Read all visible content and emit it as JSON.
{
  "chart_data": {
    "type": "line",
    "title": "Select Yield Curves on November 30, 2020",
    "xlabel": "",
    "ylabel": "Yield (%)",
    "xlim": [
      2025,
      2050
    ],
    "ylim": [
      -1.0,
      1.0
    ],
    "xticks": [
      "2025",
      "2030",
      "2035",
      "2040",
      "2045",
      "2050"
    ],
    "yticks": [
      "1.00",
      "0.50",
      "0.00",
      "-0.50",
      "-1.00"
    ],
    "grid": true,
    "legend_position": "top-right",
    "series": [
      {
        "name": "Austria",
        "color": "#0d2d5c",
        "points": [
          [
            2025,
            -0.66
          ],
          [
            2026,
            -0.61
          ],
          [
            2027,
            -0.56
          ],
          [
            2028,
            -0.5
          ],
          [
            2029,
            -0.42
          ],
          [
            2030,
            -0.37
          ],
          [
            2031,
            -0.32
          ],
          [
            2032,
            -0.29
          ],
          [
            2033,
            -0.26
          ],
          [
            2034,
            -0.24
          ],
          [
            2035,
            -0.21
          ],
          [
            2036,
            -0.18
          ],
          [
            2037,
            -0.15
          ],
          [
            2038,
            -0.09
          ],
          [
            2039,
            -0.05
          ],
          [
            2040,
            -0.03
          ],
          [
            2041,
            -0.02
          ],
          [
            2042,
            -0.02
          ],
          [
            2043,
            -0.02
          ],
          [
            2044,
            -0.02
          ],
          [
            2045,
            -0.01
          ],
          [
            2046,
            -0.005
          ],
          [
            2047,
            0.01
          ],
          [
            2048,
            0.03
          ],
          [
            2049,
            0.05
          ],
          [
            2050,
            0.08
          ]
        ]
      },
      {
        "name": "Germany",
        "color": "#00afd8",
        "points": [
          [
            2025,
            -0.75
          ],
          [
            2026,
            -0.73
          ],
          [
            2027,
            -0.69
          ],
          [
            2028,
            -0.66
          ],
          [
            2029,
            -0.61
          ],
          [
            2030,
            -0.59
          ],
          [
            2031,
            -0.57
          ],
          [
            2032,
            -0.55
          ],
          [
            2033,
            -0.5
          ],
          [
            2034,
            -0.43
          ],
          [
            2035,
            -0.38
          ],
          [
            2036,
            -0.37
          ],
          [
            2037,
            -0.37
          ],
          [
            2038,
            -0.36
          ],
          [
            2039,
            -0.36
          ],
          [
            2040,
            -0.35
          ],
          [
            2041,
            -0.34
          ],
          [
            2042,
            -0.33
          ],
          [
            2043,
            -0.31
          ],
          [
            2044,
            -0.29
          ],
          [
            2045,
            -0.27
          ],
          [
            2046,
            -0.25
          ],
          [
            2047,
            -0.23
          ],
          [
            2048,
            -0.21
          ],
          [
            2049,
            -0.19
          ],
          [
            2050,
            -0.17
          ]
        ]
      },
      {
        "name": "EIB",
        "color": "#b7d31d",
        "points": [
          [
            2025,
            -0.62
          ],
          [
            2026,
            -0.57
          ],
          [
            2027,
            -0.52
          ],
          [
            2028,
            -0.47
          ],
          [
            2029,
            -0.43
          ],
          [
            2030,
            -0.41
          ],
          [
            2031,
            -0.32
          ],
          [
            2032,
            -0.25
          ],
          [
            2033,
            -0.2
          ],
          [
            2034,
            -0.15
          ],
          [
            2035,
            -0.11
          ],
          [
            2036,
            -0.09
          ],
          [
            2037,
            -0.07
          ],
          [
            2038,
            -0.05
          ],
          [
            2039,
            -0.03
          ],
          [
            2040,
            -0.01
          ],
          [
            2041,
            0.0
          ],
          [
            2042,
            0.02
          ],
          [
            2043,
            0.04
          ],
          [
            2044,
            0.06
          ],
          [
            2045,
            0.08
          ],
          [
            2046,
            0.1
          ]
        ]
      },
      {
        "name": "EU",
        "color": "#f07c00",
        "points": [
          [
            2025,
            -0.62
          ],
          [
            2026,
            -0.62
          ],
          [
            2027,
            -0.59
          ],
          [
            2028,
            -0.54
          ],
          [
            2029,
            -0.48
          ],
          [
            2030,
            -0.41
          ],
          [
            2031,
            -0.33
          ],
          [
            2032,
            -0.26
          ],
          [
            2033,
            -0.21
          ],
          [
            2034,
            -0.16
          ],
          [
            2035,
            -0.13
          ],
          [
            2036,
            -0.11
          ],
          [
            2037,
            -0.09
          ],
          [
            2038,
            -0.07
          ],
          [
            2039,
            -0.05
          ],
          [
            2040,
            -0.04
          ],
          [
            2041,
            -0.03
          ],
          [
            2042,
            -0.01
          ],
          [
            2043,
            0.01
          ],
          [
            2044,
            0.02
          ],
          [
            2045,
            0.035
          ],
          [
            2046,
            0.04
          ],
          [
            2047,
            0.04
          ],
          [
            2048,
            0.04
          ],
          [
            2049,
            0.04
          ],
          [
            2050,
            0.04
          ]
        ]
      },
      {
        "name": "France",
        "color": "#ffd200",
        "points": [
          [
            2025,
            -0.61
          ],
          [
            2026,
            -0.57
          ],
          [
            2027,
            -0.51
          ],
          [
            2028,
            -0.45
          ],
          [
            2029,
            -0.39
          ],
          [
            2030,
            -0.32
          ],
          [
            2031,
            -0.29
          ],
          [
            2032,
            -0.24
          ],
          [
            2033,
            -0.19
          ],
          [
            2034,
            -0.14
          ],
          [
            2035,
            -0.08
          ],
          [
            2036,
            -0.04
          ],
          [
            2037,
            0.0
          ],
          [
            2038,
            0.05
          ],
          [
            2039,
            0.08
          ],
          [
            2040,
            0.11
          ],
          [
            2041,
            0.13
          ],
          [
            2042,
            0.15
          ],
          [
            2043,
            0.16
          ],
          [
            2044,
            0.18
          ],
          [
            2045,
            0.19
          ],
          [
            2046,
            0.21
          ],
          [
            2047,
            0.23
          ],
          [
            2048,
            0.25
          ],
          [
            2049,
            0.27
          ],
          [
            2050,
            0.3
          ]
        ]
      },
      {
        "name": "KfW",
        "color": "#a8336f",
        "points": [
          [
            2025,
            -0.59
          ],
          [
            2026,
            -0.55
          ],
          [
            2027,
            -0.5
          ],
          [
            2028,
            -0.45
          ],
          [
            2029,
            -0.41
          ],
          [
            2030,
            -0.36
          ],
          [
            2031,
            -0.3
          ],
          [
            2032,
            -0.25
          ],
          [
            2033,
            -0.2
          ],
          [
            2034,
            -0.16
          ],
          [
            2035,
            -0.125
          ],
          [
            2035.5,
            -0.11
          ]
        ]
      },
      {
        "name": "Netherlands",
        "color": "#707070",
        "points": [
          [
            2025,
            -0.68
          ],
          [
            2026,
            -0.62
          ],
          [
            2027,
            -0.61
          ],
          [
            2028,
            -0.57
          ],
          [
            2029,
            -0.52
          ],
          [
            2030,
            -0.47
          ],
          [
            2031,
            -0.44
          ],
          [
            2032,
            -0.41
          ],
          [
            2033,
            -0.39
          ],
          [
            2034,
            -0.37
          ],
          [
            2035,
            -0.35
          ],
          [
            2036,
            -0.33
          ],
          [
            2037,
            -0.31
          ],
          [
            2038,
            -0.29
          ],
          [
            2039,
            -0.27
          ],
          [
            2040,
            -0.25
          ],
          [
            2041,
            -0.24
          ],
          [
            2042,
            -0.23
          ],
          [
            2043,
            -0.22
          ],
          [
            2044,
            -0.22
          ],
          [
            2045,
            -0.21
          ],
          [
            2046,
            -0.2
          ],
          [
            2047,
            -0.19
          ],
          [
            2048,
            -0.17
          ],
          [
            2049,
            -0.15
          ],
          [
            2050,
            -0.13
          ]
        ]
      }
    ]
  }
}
::::::::::
Problem details = Quote every record above exactly.

Answer for this exercise =
Read all visible content and emit it as JSON.
{
  "chart_data": {
    "type": "line",
    "title": "Select Yield Curves on November 30, 2020",
    "xlabel": "",
    "ylabel": "Yield (%)",
    "xlim": [
      2025,
      2050
    ],
    "ylim": [
      -1.0,
      1.0
    ],
    "xticks": [
      "2025",
      "2030",
      "2035",
      "2040",
      "2045",
      "2050"
    ],
    "yticks": [
      "1.00",
      "0.50",
      "0.00",
      "-0.50",
      "-1.00"
    ],
    "grid": true,
    "legend_position": "top-right",
    "series": [
      {
        "name": "Austria",
        "color": "#0d2d5c",
        "points": [
          [
            2025,
            -0.66
          ],
          [
            2026,
            -0.61
          ],
          [
            2027,
            -0.56
          ],
          [
            2028,
            -0.5
          ],
          [
            2029,
            -0.42
          ],
          [
            2030,
            -0.37
          ],
          [
            2031,
            -0.32
          ],
          [
            2032,
            -0.29
          ],
          [
            2033,
            -0.26
          ],
          [
            2034,
            -0.24
          ],
          [
            2035,
            -0.21
          ],
          [
            2036,
            -0.18
          ],
          [
            2037,
            -0.15
          ],
          [
            2038,
            -0.09
          ],
          [
            2039,
            -0.05
          ],
          [
            2040,
            -0.03
          ],
          [
            2041,
            -0.02
          ],
          [
            2042,
            -0.02
          ],
          [
            2043,
            -0.02
          ],
          [
            2044,
            -0.02
          ],
          [
            2045,
            -0.01
          ],
          [
            2046,
            -0.005
          ],
          [
            2047,
            0.01
          ],
          [
            2048,
            0.03
          ],
          [
            2049,
            0.05
          ],
          [
            2050,
            0.08
          ]
        ]
      },
      {
        "name": "Germany",
        "color": "#00afd8",
        "points": [
          [
            2025,
            -0.75
          ],
          [
            2026,
            -0.73
          ],
          [
            2027,
            -0.69
          ],
          [
            2028,
            -0.66
          ],
          [
            2029,
            -0.61
          ],
          [
            2030,
            -0.59
          ],
          [
            2031,
            -0.57
          ],
          [
            2032,
            -0.55
          ],
          [
            2033,
            -0.5
          ],
          [
            2034,
            -0.43
          ],
          [
            2035,
            -0.38
          ],
          [
            2036,
            -0.37
          ],
          [
            2037,
            -0.37
          ],
          [
            2038,
            -0.36
          ],
          [
            2039,
            -0.36
          ],
          [
            2040,
            -0.35
          ],
          [
            2041,
            -0.34
          ],
          [
            2042,
            -0.33
          ],
          [
            2043,
            -0.31
          ],
          [
            2044,
            -0.29
          ],
          [
            2045,
            -0.27
          ],
          [
            2046,
            -0.25
          ],
          [
            2047,
            -0.23
          ],
          [
            2048,
            -0.21
          ],
          [
            2049,
            -0.19
          ],
          [
            2050,
            -0.17
          ]
        ]
      },
      {
        "name": "EIB",
        "color": "#b7d31d",
        "points": [
          [
            2025,
            -0.62
          ],
          [
            2026,
            -0.57
          ],
          [
            2027,
            -0.52
          ],
          [
            2028,
            -0.47
          ],
          [
            2029,
            -0.43
          ],
          [
            2030,
            -0.41
          ],
          [
            2031,
            -0.32
          ],
          [
            2032,
            -0.25
          ],
          [
            2033,
            -0.2
          ],
          [
            2034,
            -0.15
          ],
          [
            2035,
            -0.11
          ],
          [
            2036,
            -0.09
          ],
          [
            2037,
            -0.07
          ],
          [
            2038,
            -0.05
          ],
          [
            2039,
            -0.03
          ],
          [
            2040,
            -0.01
          ],
          [
            2041,
            0.0
          ],
          [
            2042,
            0.02
          ],
          [
            2043,
            0.04
          ],
          [
            2044,
            0.06
          ],
          [
            2045,
            0.08
          ],
          [
            2046,
            0.1
          ]
        ]
      },
      {
        "name": "EU",
        "color": "#f07c00",
        "points": [
          [
            2025,
            -0.62
          ],
          [
            2026,
            -0.62
          ],
          [
            2027,
            -0.59
          ],
          [
            2028,
            -0.54
          ],
          [
            2029,
            -0.48
          ],
          [
            2030,
            -0.41
          ],
          [
            2031,
            -0.33
          ],
          [
            2032,
            -0.26
          ],
          [
            2033,
            -0.21
          ],
          [
            2034,
            -0.16
          ],
          [
            2035,
            -0.13
          ],
          [
            2036,
            -0.11
          ],
          [
            2037,
            -0.09
          ],
          [
            2038,
            -0.07
          ],
          [
            2039,
            -0.05
          ],
          [
            2040,
            -0.04
          ],
          [
            2041,
            -0.03
          ],
          [
            2042,
            -0.01
          ],
          [
            2043,
            0.01
          ],
          [
            2044,
            0.02
          ],
          [
            2045,
            0.035
          ],
          [
            2046,
            0.04
          ],
          [
            2047,
            0.04
          ],
          [
            2048,
            0.04
          ],
          [
            2049,
            0.04
          ],
          [
            2050,
            0.04
          ]
        ]
      },
      {
        "name": "France",
        "color": "#ffd200",
        "points": [
          [
            2025,
            -0.61
          ],
          [
            2026,
            -0.57
          ],
          [
            2027,
            -0.51
          ],
          [
            2028,
            -0.45
          ],
          [
            2029,
            -0.39
          ],
          [
            2030,
            -0.32
          ],
          [
            2031,
            -0.29
          ],
          [
            2032,
            -0.24
          ],
          [
            2033,
            -0.19
          ],
          [
            2034,
            -0.14
          ],
          [
            2035,
            -0.08
          ],
          [
            2036,
            -0.04
          ],
          [
            2037,
            0.0
          ],
          [
            2038,
            0.05
          ],
          [
            2039,
            0.08
          ],
          [
            2040,
            0.11
          ],
          [
            2041,
            0.13
          ],
          [
            2042,
            0.15
          ],
          [
            2043,
            0.16
          ],
          [
            2044,
            0.18
          ],
          [
            2045,
            0.19
          ],
          [
            2046,
            0.21
          ],
          [
            2047,
            0.23
          ],
          [
            2048,
            0.25
          ],
          [
            2049,
            0.27
          ],
          [
            2050,
            0.3
          ]
        ]
      },
      {
        "name": "KfW",
        "color": "#a8336f",
        "points": [
          [
            2025,
            -0.59
          ],
          [
            2026,
            -0.55
          ],
          [
            2027,
            -0.5
          ],
          [
            2028,
            -0.45
          ],
          [
            2029,
            -0.41
          ],
          [
            2030,
            -0.36
          ],
          [
            2031,
            -0.3
          ],
          [
            2032,
            -0.25
          ],
          [
            2033,
            -0.2
          ],
          [
            2034,
            -0.16
          ],
          [
            2035,
            -0.125
          ],
          [
            2035.5,
            -0.11
          ]
        ]
      },
      {
        "name": "Netherlands",
        "color": "#707070",
        "points": [
          [
            2025,
            -0.68
          ],
          [
            2026,
            -0.62
          ],
          [
            2027,
            -0.61
          ],
          [
            2028,
            -0.57
          ],
          [
            2029,
            -0.52
          ],
          [
            2030,
            -0.47
          ],
          [
            2031,
            -0.44
          ],
          [
            2032,
            -0.41
          ],
          [
            2033,
            -0.39
          ],
          [
            2034,
            -0.37
          ],
          [
            2035,
            -0.35
          ],
          [
            2036,
            -0.33
          ],
          [
            2037,
            -0.31
          ],
          [
            2038,
            -0.29
          ],
          [
            2039,
            -0.27
          ],
          [
            2040,
            -0.25
          ],
          [
            2041,
            -0.24
          ],
          [
            2042,
            -0.23
          ],
          [
            2043,
            -0.22
          ],
          [
            2044,
            -0.22
          ],
          [
            2045,
            -0.21
          ],
          [
            2046,
            -0.2
          ],
          [
            2047,
            -0.19
          ],
          [
            2048,
            -0.17
          ],
          [
            2049,
            -0.15
          ],
          [
            2050,
            -0.13
          ]
        ]
      }
    ]
  }
}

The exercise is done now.